Exactly the lines from the line containing "What's the underlying" through the final line of the entries below must be returned, and only those, without pictures.

INPUT FOR THIS TASK:
%%

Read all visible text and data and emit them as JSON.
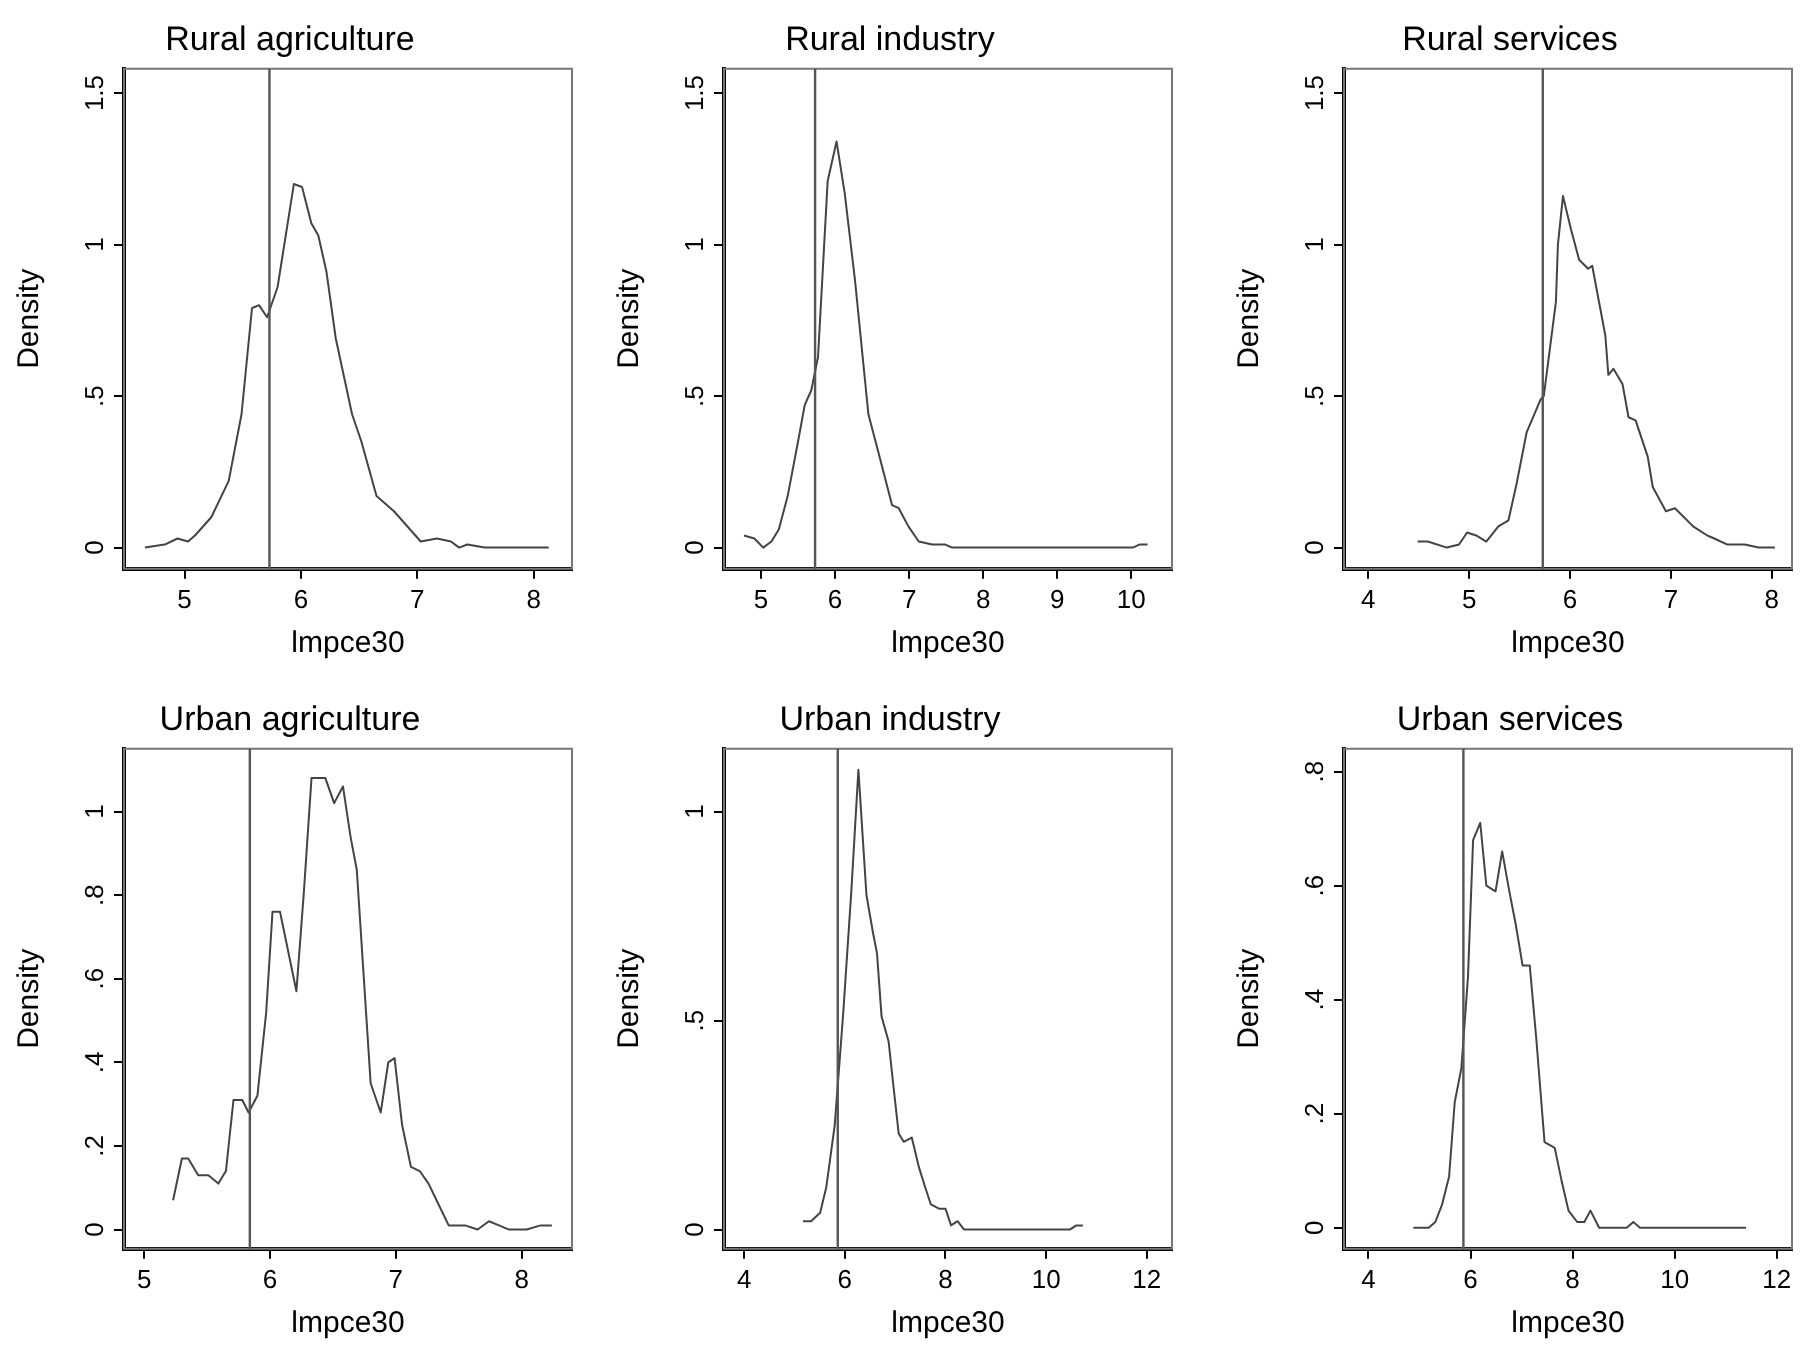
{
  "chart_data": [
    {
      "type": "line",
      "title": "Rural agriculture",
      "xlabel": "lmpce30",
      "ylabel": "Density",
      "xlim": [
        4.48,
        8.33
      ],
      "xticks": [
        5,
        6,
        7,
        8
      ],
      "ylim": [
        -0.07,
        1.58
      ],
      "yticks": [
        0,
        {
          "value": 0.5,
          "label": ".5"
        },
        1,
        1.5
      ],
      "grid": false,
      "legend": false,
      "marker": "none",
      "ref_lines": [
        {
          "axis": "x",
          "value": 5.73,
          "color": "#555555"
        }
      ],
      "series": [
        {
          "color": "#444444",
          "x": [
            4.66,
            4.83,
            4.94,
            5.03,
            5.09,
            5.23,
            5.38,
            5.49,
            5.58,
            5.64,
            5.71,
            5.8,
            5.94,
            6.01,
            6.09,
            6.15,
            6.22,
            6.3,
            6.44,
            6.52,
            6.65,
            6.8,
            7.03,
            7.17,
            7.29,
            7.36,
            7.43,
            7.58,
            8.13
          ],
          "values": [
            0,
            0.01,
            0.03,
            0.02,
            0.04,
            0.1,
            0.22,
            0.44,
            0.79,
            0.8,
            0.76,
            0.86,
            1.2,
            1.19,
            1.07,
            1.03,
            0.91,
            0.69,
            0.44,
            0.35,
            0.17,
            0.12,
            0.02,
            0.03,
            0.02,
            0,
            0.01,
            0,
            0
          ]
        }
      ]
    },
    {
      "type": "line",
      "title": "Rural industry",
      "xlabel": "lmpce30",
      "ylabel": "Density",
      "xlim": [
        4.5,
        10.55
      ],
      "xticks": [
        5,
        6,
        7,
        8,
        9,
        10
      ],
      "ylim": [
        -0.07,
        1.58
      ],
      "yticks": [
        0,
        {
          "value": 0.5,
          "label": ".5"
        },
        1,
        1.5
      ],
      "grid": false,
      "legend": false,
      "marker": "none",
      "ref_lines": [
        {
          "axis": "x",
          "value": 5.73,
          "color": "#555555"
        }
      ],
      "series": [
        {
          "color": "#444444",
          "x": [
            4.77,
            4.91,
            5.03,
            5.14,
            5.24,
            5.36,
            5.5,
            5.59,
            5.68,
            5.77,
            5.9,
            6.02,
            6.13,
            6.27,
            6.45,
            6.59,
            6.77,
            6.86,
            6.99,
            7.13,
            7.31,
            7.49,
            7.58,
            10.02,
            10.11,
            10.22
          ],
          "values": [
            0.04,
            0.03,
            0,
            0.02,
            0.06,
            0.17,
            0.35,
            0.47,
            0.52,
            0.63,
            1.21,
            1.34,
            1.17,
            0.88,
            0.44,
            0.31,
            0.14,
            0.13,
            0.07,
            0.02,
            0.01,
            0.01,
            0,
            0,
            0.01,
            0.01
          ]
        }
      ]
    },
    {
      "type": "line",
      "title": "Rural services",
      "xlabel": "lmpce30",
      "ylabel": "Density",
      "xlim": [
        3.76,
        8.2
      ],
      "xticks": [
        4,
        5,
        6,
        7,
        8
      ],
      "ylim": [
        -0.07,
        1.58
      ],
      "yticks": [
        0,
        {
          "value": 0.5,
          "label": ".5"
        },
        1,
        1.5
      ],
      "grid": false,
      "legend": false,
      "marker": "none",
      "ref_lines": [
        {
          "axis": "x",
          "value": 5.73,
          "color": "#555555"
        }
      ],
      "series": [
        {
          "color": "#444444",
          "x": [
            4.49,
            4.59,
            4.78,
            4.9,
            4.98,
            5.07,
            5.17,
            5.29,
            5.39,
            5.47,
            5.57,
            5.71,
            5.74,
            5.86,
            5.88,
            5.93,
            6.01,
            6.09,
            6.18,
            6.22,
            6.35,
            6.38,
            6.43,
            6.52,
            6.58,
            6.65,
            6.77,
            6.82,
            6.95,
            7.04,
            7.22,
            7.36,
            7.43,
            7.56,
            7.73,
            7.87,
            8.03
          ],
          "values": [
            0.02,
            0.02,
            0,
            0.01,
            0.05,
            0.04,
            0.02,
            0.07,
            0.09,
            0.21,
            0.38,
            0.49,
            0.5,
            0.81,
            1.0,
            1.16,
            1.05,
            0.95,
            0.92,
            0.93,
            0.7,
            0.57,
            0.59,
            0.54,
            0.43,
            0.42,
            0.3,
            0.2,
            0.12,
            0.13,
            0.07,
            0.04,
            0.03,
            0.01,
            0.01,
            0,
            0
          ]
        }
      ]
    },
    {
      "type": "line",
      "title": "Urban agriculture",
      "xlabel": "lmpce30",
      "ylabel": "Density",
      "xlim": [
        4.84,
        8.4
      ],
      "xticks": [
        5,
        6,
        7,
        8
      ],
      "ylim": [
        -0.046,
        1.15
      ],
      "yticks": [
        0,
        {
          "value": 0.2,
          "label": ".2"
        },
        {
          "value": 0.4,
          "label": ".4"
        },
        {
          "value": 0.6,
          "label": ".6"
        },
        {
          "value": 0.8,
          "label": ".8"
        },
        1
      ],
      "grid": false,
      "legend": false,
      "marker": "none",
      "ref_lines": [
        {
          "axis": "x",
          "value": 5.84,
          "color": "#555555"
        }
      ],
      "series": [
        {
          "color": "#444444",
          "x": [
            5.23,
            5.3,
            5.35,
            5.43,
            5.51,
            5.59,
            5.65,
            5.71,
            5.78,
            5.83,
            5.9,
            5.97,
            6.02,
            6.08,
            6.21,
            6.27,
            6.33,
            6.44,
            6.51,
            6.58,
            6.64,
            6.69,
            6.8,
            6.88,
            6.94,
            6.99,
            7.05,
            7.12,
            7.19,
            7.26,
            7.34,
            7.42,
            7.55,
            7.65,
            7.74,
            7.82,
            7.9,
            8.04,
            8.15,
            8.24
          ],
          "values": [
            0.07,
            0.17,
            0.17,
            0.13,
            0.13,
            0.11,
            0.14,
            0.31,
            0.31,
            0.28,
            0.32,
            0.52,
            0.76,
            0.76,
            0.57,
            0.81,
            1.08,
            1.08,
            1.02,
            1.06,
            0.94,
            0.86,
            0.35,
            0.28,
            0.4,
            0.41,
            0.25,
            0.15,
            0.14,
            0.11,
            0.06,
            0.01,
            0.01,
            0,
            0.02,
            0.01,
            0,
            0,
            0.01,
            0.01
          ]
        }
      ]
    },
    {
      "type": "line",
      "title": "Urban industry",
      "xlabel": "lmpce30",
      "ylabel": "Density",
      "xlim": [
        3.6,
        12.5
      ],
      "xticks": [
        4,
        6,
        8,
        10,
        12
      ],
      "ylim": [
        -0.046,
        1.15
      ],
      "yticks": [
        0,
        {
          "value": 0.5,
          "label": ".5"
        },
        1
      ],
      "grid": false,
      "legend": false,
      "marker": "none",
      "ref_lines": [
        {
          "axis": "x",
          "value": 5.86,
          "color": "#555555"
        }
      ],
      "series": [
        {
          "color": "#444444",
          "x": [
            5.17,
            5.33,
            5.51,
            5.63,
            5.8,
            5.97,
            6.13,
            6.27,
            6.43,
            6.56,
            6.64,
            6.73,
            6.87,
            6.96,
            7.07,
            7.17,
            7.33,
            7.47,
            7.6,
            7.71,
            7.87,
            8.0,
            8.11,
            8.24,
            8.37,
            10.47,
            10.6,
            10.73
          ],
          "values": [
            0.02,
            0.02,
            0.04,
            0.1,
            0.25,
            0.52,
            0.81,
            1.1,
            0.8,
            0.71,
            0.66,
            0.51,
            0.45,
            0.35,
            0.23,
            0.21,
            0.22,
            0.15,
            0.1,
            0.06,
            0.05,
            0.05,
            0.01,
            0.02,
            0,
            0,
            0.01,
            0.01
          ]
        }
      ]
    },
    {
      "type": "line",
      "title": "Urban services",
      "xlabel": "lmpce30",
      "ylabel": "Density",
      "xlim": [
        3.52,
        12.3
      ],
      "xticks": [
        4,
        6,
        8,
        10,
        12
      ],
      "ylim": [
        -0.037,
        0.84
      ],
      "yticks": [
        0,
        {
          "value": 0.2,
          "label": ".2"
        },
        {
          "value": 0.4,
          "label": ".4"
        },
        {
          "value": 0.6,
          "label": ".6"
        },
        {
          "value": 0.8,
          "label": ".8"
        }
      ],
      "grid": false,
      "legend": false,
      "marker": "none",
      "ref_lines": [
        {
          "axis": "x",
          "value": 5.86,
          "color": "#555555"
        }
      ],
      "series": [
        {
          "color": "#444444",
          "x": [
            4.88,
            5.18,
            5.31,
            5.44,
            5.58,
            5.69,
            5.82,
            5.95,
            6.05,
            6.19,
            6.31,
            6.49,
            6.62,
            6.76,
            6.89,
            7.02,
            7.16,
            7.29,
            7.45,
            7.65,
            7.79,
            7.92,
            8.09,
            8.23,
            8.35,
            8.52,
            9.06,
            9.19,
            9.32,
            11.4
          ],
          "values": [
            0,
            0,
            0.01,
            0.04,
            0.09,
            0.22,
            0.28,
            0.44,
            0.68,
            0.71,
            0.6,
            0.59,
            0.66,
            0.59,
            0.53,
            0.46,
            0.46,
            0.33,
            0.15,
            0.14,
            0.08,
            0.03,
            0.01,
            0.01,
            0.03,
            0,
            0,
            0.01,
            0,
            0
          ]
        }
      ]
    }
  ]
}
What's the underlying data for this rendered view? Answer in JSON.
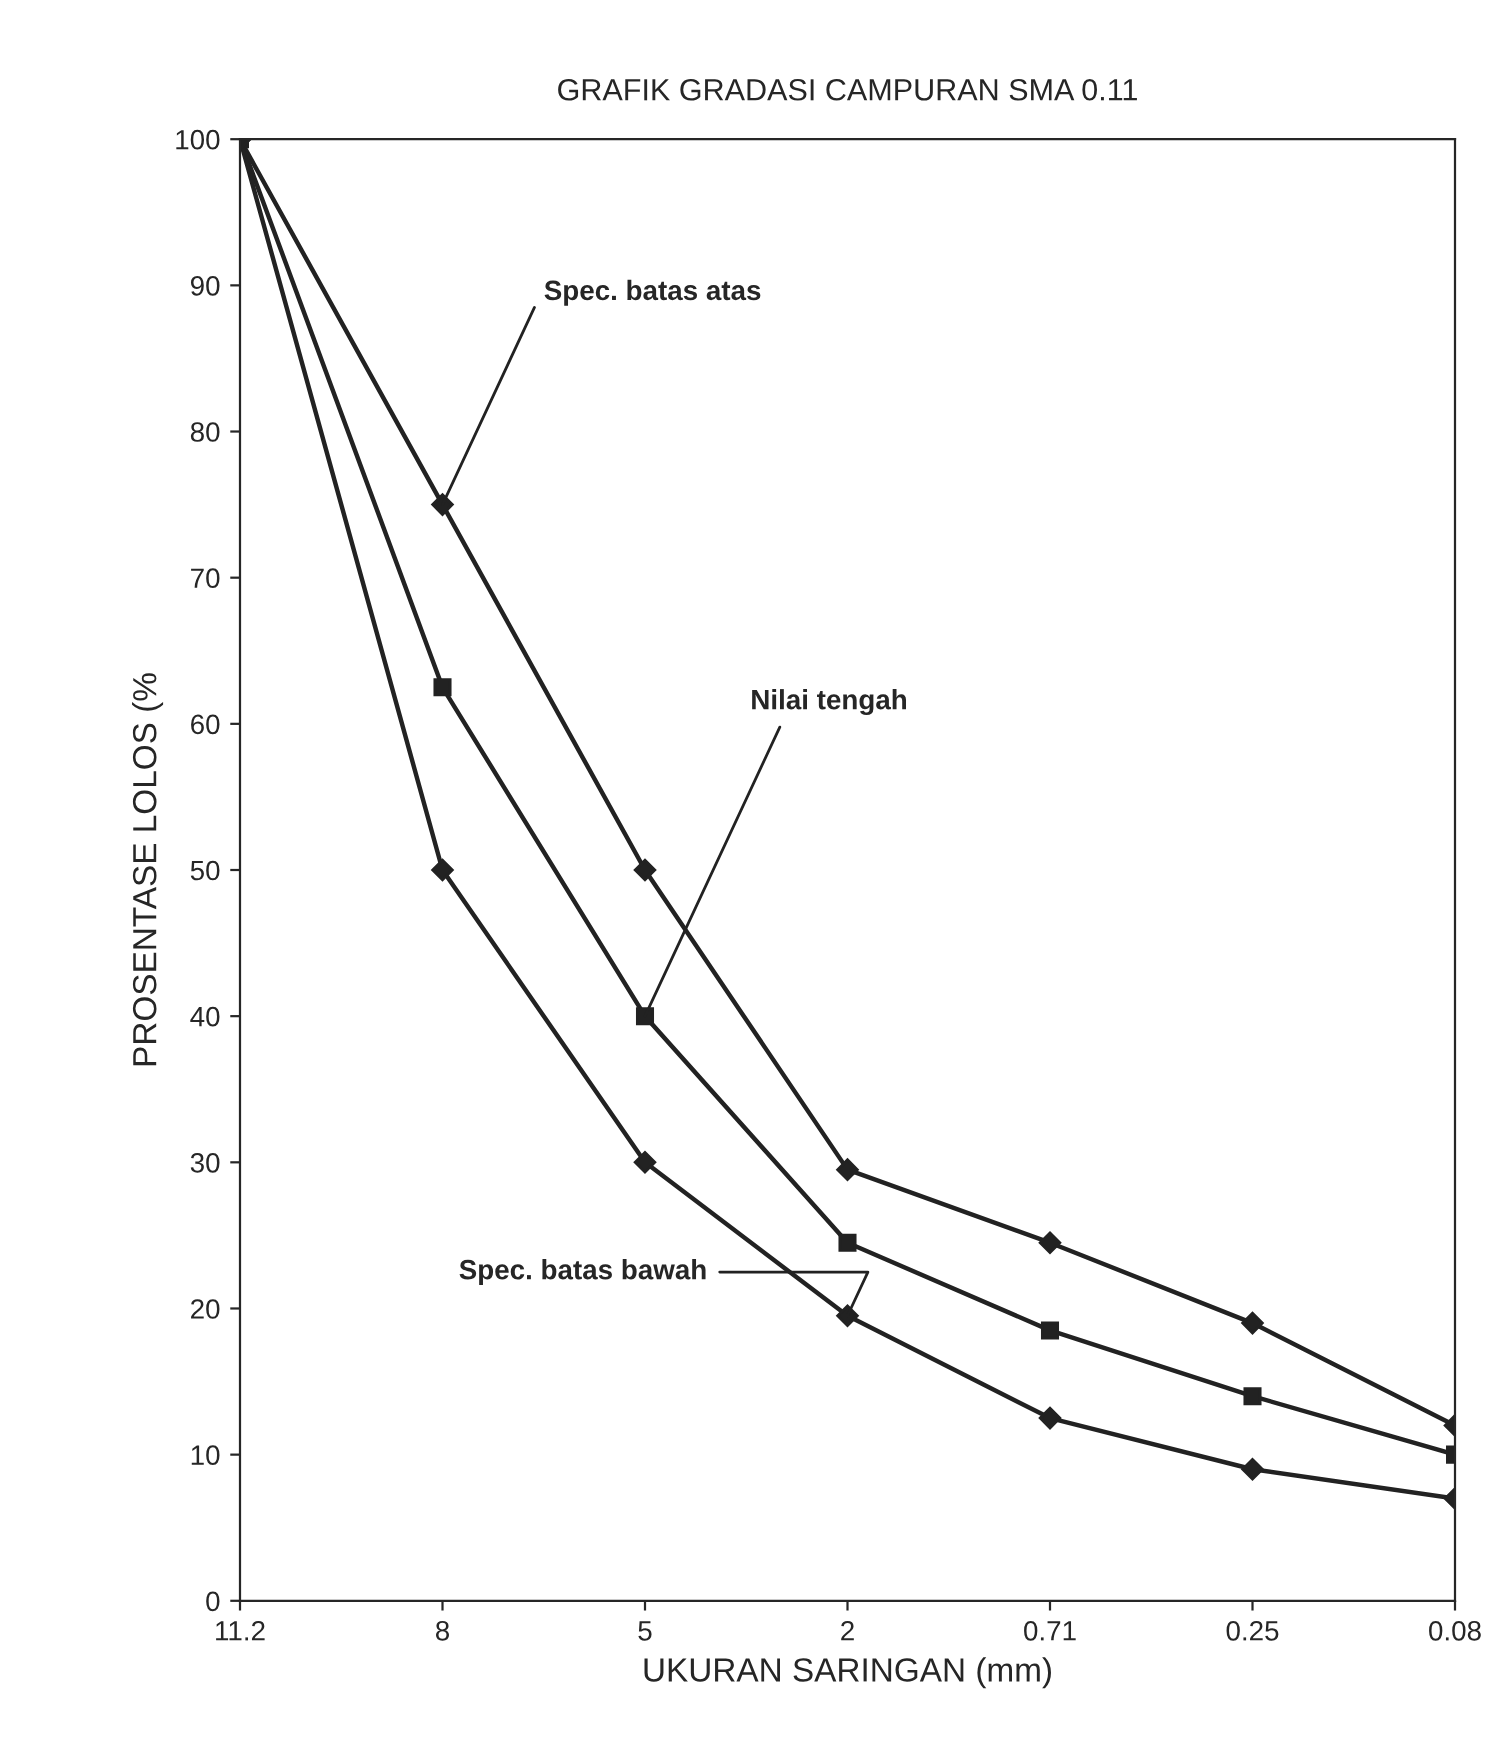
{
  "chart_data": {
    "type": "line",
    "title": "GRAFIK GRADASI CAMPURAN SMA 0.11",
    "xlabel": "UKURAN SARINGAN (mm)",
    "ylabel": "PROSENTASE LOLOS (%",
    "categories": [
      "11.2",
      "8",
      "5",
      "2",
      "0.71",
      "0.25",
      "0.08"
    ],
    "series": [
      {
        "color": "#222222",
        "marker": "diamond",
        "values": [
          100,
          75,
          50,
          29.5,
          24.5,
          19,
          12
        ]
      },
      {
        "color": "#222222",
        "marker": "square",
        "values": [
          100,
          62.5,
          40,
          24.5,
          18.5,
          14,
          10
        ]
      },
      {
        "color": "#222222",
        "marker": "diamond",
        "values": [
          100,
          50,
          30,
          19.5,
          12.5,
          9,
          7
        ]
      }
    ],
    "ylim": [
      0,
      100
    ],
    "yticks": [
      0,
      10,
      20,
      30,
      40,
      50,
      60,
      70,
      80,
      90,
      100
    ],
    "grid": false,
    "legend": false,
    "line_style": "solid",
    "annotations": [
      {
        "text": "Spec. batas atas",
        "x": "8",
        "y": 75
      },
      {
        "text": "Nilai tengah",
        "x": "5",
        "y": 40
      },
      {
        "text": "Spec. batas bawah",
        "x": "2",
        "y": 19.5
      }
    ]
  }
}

%%

RIGHT ANSWER:
What's the underlying data for this rendered view? Answer in JSON.
{
  "chart_data": {
    "type": "line",
    "title": "GRAFIK GRADASI CAMPURAN SMA 0.11",
    "xlabel": "UKURAN SARINGAN (mm)",
    "ylabel": "PROSENTASE LOLOS (%",
    "categories": [
      "11.2",
      "8",
      "5",
      "2",
      "0.71",
      "0.25",
      "0.08"
    ],
    "series": [
      {
        "color": "#222222",
        "marker": "diamond",
        "values": [
          100,
          75,
          50,
          29.5,
          24.5,
          19,
          12
        ]
      },
      {
        "color": "#222222",
        "marker": "square",
        "values": [
          100,
          62.5,
          40,
          24.5,
          18.5,
          14,
          10
        ]
      },
      {
        "color": "#222222",
        "marker": "diamond",
        "values": [
          100,
          50,
          30,
          19.5,
          12.5,
          9,
          7
        ]
      }
    ],
    "ylim": [
      0,
      100
    ],
    "yticks": [
      0,
      10,
      20,
      30,
      40,
      50,
      60,
      70,
      80,
      90,
      100
    ],
    "grid": false,
    "legend": false,
    "line_style": "solid",
    "annotations": [
      {
        "text": "Spec. batas atas",
        "x": "8",
        "y": 75
      },
      {
        "text": "Nilai tengah",
        "x": "5",
        "y": 40
      },
      {
        "text": "Spec. batas bawah",
        "x": "2",
        "y": 19.5
      }
    ]
  }
}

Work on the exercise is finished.